#### WHAT TO WORK ON
The records that follow are to be repeated without alteration.

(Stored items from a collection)
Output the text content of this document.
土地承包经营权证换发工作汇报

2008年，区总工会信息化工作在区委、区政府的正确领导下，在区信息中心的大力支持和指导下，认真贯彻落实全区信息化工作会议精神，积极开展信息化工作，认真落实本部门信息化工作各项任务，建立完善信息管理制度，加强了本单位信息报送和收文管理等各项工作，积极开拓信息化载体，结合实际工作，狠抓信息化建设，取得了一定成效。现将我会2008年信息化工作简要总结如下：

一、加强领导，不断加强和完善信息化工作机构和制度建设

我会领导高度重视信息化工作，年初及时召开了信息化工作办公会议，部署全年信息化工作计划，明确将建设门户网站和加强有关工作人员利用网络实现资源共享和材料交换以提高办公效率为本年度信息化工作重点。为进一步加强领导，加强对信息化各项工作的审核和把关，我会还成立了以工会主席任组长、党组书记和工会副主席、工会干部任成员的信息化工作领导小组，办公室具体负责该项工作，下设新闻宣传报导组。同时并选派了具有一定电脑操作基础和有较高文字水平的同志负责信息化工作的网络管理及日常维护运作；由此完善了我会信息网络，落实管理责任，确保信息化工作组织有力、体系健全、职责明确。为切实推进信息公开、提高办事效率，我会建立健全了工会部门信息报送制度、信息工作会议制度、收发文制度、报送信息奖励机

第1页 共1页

#### THE ANSWER
Output the text content of this document.
土地承包经营权证换发工作汇报

2008年，区总工会信息化工作在区委、区政府的正确领导下，在区信息中心的大力支持和指导下，认真贯彻落实全区信息化工作会议精神，积极开展信息化工作，认真落实本部门信息化工作各项任务，建立完善信息管理制度，加强了本单位信息报送和收文管理等各项工作，积极开拓信息化载体，结合实际工作，狠抓信息化建设，取得了一定成效。现将我会2008年信息化工作简要总结如下：

一、加强领导，不断加强和完善信息化工作机构和制度建设

我会领导高度重视信息化工作，年初及时召开了信息化工作办公会议，部署全年信息化工作计划，明确将建设门户网站和加强有关工作人员利用网络实现资源共享和材料交换以提高办公效率为本年度信息化工作重点。为进一步加强领导，加强对信息化各项工作的审核和把关，我会还成立了以工会主席任组长、党组书记和工会副主席、工会干部任成员的信息化工作领导小组，办公室具体负责该项工作，下设新闻宣传报导组。同时并选派了具有一定电脑操作基础和有较高文字水平的同志负责信息化工作的网络管理及日常维护运作；由此完善了我会信息网络，落实管理责任，确保信息化工作组织有力、体系健全、职责明确。为切实推进信息公开、提高办事效率，我会建立健全了工会部门信息报送制度、信息工作会议制度、收发文制度、报送信息奖励机

第1页 共1页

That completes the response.